++++ SOURCE ++++
To create a `SQLite3 <https://github.com/sqlite/sqlite>`_ database
with your parsed Excel data, use the following command:

.. code-block:: bash

    $ mkdir .files
    $ eparse -f <path_to_files> -o sqlite3:/// parse -z

This command will automatically generate a unique database filename
using the ``uuid`` python package in the ``.files/`` sub-directory
of the working directory.  You may need to create this directory
before running this command, as shown.

You can also specify a path and filename of your choosing, like so:

.. code-block:: bash

    $ mkdir .files
    $ eparse -f <path_to_files> -o sqlite3:///path/filename.db parse -z

postgres
^^^^^^^^
eparse also supports `postgresql` integrations. As mentioned above,
you will need ``psycopg2`` installed for `postgresql` integrations
to work. The eparse ``BaseDatabaseInterface`` abstracts the
implementation details, so you would use this interface the same
way you use the others, with the exception of the endpoint.

To use a ``postgresql`` database as the source and/or destination
of your data, you would supply an ``--input`` and/or ``--output``
endpoint to the tool as follows:

.. code-block:: bash

    $ eparse -o postgres://user:password@host:port/db_name ...

Where details like ``user``, ``host``, ``port`` are provided to
you by your db administrator. eparse will create the necessary
table(s) and indexes for you when inserting data into the database.


Query
-----
Once you have stored parsed data, you can begin to query it using the
``peewee`` ORM.  This can be done with the tool or directly with
the database.

For example, query distinct column header names from a generated
``SQLite3`` database as follows:

.. code-block:: bash

    $ eparse -i sqlite3:///.files/<db_file> -o stdout:/// query -m get_c_header
                   c_header  Total Rows  Data Types  Distinct Values
      0             ABC-col         150           2               76
      1             DEF-col        3981           3               15
      2             GHI-col          20           1                2
      ..                ...         ...         ...              ...

This command will give descriptive information of each distinct c_header
found, including total rows, unique data types, and distinct values.
++++
◆ **TASKS TO CARRY OUT**
A) Restate the paragraph of the eparse documentation that begins "eparse also supports" as a short bulleted list that keeps its main facts.
B) Extract from the eparse documentation the exact passage starting with "This command will automatically" and going on through "command, as shown.".
Rely only on the eparse documentation above, not on the listing.
++++ DATASET ROWS ++++
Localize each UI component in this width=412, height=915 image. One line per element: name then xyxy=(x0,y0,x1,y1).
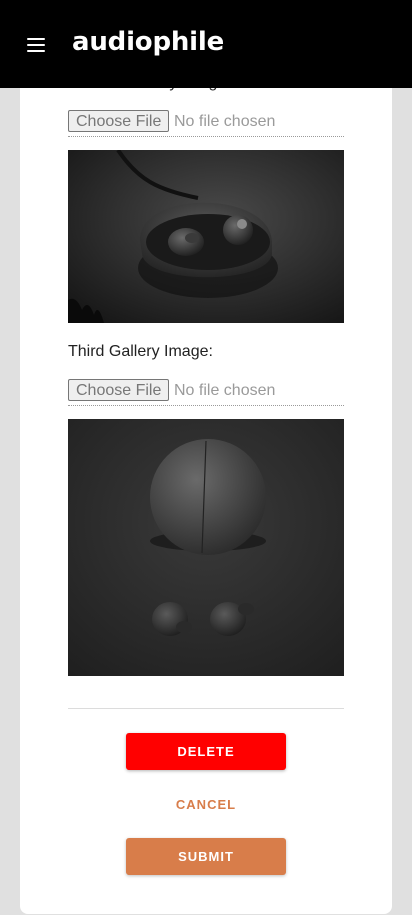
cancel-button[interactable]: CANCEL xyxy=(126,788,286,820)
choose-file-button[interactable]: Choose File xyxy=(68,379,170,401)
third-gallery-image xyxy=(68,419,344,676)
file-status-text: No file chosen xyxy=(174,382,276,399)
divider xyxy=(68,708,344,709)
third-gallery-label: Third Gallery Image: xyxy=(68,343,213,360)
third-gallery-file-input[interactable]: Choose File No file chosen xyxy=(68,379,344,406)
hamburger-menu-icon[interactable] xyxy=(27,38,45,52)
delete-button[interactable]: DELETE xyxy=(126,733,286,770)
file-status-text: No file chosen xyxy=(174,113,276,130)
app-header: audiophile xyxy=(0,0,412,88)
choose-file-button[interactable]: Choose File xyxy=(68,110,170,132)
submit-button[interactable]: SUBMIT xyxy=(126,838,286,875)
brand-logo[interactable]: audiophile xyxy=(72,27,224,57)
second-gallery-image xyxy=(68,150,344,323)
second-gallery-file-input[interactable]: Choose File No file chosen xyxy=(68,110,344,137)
++++
◆ **PER-TASK OUTPUTS**
A)
- eparse supports postgresql integrations.
- psycopg2 must be installed for these integrations to work.
- The eparse BaseDatabaseInterface abstracts the implementation details.
- Because of this, the interface is used the same way as the others, except for the endpoint.

B)
This command will automatically generate a unique database filename
using the ``uuid`` python package in the ``.files/`` sub-directory
of the working directory.  You may need to create this directory
before running this command, as shown.